• **Items**
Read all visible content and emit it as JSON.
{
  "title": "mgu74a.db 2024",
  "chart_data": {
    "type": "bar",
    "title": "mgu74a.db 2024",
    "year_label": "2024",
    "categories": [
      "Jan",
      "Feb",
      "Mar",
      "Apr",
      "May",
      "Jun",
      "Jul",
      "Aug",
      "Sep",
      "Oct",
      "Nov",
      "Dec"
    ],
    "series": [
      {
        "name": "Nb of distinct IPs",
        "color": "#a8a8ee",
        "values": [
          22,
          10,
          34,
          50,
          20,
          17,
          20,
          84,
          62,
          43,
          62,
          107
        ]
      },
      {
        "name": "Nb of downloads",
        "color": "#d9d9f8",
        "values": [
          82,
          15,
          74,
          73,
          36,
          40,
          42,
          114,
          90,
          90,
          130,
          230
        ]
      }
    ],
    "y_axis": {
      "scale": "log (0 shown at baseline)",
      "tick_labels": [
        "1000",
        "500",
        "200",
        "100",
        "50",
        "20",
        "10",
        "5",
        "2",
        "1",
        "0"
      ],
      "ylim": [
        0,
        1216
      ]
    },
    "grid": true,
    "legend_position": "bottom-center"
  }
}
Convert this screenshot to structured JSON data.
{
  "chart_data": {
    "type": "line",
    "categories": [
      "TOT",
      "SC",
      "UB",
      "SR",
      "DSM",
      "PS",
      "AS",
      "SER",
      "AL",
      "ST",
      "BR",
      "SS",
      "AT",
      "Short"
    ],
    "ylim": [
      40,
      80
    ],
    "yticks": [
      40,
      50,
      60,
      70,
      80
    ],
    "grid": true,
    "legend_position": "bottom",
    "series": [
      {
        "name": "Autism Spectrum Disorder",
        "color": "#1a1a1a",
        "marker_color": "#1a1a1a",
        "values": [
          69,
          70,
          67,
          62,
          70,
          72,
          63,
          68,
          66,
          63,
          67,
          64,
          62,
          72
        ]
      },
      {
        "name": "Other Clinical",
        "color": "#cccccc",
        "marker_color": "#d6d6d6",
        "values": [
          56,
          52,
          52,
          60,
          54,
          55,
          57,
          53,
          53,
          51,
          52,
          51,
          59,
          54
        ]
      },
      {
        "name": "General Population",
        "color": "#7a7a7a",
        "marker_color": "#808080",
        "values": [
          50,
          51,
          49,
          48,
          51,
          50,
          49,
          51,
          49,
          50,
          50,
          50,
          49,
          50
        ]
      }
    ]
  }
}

• **Task to complete**
Search the preceding listing for "name" and extract every line where it is found.

• **Task result**
        "name": "Nb of distinct IPs",
        "name": "Nb of downloads",
        "name": "Autism Spectrum Disorder",
        "name": "Other Clinical",
        "name": "General Population",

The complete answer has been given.